**WHAT NEEDS TO BE DONE:**
Determine how many lines of this material contain "العدل". Give only the number.

------------------------------------------------------------

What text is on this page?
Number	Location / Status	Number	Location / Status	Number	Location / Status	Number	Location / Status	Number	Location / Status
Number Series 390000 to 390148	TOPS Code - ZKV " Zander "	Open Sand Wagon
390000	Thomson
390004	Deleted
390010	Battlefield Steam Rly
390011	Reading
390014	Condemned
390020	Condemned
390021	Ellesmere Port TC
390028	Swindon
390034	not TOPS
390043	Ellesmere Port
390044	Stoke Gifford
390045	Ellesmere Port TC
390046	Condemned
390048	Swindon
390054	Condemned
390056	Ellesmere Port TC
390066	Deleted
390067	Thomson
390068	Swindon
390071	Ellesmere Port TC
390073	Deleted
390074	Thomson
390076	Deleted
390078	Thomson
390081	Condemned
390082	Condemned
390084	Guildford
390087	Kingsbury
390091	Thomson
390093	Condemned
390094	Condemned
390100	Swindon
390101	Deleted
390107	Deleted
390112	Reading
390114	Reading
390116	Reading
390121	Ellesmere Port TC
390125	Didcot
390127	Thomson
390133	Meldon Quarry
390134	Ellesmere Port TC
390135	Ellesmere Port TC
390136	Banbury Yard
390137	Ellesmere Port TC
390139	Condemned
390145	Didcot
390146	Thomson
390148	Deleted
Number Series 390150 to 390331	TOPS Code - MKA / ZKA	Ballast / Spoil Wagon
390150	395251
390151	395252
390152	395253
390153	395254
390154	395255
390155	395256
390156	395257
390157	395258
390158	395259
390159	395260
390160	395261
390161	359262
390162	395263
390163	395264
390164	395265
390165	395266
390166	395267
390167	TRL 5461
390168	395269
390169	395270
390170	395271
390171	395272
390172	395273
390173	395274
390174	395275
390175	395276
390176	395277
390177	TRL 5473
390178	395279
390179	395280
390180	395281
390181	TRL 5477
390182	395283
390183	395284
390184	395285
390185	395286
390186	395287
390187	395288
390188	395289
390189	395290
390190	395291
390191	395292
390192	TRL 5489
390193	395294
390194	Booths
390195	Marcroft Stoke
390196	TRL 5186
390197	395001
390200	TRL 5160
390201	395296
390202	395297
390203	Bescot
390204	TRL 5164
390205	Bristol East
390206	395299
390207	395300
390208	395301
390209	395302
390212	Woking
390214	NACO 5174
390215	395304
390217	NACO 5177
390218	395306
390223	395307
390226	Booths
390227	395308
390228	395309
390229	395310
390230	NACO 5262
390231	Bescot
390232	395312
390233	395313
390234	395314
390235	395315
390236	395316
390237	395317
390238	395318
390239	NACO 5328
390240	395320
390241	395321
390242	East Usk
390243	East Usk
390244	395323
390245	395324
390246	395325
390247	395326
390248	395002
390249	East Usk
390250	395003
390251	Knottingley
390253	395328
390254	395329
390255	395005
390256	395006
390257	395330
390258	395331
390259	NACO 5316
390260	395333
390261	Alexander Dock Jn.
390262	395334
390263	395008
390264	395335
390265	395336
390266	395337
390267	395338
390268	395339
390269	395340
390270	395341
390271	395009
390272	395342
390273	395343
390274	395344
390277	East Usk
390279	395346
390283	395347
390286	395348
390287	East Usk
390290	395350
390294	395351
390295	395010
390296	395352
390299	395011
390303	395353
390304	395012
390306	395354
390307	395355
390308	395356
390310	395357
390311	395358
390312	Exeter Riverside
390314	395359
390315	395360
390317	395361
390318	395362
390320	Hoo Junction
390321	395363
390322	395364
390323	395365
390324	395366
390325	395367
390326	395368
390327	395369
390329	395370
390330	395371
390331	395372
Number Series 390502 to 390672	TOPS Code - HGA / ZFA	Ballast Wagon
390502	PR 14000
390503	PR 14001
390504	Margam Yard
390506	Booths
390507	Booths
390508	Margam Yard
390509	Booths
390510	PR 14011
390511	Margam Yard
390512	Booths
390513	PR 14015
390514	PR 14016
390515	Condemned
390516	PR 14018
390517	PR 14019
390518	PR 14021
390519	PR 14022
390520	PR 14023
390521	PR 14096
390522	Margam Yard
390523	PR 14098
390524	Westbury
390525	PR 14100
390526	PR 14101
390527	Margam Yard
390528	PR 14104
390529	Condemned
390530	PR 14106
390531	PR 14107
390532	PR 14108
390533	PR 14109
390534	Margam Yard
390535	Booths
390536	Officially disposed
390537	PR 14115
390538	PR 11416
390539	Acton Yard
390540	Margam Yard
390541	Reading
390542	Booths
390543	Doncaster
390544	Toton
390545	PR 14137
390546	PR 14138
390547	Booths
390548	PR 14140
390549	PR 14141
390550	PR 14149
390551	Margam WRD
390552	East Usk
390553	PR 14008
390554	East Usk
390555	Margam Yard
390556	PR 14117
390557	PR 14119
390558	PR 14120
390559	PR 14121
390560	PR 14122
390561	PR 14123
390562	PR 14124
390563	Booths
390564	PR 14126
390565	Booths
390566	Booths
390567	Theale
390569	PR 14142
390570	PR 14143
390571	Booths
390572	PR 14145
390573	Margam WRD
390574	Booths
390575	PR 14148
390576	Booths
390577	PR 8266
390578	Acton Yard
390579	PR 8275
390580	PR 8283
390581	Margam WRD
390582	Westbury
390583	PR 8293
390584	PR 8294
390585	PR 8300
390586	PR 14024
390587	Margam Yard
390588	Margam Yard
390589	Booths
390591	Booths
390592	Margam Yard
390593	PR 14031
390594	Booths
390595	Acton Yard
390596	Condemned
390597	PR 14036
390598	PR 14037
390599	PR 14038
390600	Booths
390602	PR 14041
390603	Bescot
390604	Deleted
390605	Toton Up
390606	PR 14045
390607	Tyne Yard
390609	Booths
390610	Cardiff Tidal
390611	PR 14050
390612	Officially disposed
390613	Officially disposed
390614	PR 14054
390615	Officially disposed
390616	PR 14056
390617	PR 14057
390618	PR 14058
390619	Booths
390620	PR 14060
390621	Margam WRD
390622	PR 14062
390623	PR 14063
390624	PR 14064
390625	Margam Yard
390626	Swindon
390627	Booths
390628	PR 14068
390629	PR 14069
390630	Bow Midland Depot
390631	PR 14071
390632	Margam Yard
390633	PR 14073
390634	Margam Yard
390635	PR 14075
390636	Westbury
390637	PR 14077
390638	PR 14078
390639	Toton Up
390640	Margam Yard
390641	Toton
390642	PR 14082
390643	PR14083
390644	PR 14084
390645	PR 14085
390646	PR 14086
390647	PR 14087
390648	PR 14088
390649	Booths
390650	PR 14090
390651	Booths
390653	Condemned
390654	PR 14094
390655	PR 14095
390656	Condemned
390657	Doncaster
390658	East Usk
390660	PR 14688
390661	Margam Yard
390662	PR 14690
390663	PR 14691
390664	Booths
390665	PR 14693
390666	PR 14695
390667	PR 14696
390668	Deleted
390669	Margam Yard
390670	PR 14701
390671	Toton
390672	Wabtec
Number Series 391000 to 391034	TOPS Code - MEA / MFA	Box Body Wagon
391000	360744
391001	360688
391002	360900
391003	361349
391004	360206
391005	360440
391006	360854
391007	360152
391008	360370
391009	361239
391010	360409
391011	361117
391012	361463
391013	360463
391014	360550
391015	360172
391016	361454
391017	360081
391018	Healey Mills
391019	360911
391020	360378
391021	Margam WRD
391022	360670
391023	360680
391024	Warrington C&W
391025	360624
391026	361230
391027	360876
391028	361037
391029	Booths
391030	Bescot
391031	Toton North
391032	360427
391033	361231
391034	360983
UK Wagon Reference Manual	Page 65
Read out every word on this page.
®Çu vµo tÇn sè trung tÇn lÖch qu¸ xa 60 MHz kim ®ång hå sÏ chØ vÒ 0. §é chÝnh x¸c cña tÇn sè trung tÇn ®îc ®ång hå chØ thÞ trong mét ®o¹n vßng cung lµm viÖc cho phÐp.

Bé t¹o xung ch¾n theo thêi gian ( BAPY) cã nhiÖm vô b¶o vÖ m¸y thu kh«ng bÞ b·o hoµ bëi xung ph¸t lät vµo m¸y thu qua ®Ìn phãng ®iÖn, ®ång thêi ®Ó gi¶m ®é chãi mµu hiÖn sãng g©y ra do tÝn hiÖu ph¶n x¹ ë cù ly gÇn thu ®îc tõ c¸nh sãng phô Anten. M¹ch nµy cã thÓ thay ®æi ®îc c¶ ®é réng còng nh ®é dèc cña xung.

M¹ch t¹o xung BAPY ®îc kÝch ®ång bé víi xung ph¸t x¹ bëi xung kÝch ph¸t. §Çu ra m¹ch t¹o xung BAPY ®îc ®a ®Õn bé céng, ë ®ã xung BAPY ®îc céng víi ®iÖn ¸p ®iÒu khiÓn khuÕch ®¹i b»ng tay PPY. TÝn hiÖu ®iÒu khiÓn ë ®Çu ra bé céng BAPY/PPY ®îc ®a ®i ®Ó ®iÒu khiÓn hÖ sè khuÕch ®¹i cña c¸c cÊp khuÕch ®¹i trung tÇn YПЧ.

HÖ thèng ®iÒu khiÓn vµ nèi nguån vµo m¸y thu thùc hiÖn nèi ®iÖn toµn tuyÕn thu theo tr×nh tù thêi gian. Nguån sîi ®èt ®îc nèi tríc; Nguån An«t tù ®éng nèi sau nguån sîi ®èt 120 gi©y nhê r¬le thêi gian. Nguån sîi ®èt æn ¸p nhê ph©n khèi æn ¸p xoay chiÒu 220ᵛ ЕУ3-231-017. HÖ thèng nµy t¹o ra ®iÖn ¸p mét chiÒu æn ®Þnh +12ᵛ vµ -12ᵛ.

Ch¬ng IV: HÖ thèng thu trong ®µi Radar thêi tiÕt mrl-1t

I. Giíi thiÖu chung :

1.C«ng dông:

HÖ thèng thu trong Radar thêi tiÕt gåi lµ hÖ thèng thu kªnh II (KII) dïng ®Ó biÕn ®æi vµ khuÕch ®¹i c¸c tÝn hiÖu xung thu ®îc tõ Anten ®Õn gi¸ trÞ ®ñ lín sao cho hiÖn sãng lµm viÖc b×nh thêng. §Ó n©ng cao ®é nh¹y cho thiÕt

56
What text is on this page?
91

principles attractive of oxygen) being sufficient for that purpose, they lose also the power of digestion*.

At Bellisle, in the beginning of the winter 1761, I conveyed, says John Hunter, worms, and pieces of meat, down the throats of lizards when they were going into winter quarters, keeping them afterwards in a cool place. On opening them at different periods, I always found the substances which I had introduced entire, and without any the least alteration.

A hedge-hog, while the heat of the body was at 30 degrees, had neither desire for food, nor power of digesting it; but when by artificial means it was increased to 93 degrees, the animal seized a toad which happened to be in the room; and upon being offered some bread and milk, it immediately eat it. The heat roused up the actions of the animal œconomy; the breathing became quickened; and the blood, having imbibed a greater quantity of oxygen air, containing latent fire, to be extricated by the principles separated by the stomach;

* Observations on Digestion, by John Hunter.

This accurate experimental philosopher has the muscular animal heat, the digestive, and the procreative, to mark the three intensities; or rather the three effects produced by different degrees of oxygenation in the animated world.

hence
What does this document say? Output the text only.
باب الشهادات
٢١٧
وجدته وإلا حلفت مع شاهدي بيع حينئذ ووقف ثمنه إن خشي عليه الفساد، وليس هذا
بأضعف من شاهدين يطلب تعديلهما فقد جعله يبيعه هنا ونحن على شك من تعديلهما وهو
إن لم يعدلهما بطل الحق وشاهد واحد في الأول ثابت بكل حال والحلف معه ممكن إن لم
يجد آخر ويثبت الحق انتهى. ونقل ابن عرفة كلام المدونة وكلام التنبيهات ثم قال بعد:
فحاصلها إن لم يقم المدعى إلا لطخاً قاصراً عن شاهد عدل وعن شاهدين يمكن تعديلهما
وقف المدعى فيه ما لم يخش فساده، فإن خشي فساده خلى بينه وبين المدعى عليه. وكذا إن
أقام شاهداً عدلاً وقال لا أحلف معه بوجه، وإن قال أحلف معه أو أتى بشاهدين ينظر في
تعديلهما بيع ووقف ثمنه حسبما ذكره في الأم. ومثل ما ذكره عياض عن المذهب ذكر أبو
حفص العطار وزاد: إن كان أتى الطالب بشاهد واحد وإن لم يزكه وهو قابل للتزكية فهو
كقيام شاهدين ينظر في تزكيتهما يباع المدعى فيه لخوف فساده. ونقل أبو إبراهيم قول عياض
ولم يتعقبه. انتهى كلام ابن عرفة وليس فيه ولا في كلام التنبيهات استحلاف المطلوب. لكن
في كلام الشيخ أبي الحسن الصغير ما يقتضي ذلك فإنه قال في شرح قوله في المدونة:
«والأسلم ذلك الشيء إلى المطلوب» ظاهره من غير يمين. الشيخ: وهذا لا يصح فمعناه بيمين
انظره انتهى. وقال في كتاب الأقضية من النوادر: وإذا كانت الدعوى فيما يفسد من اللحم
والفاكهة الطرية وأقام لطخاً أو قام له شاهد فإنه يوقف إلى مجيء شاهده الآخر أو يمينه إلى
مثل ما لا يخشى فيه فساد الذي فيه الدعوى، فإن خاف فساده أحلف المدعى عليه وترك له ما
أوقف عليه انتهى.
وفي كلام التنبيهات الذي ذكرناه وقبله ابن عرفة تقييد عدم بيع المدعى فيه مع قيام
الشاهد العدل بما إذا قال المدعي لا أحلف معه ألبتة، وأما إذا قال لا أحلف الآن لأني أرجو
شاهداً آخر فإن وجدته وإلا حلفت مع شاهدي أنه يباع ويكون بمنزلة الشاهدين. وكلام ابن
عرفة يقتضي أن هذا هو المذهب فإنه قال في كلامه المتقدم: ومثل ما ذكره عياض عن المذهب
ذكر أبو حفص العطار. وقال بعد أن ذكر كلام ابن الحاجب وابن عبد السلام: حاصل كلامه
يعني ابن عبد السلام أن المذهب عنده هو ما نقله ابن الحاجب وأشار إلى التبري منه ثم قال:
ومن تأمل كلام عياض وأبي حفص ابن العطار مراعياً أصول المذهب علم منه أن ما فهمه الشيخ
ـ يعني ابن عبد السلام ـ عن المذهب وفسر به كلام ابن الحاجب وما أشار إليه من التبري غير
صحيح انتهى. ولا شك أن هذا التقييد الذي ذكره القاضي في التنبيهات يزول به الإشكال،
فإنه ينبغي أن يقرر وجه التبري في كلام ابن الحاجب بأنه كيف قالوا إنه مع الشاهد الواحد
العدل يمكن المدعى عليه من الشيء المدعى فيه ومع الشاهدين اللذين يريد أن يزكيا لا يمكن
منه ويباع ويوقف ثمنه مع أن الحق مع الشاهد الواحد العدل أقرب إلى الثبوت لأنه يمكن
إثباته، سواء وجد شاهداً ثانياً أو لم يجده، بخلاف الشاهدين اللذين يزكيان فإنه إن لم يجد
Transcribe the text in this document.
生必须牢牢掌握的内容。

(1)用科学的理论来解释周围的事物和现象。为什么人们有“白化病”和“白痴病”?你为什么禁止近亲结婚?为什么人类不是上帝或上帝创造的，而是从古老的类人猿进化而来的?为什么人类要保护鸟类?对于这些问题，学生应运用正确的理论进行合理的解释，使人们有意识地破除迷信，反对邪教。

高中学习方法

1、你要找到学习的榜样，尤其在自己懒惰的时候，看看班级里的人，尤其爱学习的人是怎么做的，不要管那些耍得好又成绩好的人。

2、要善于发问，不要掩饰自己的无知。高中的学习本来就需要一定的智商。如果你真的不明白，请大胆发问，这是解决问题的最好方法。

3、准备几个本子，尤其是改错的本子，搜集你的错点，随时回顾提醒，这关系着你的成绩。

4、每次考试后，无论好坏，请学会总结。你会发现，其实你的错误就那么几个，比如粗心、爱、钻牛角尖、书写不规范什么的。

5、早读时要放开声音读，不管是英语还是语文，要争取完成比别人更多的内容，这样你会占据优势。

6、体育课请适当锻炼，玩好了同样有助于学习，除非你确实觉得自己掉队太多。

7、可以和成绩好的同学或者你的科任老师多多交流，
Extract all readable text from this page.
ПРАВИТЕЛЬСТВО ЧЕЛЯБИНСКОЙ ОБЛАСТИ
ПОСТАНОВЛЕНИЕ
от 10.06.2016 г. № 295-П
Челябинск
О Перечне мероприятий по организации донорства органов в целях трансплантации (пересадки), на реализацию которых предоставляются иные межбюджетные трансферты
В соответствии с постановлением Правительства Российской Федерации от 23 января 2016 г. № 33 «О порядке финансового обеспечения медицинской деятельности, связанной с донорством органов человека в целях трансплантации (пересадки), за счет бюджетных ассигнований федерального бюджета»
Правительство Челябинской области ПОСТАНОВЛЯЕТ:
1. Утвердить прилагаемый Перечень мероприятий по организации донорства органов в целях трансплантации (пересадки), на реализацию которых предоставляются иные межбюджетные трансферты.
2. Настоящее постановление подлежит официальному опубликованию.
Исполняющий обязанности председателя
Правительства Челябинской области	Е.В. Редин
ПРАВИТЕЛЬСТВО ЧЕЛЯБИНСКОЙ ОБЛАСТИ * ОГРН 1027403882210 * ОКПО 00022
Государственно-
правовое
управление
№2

------------------------------------------------------------

**SOLVED PROBLEM:**
3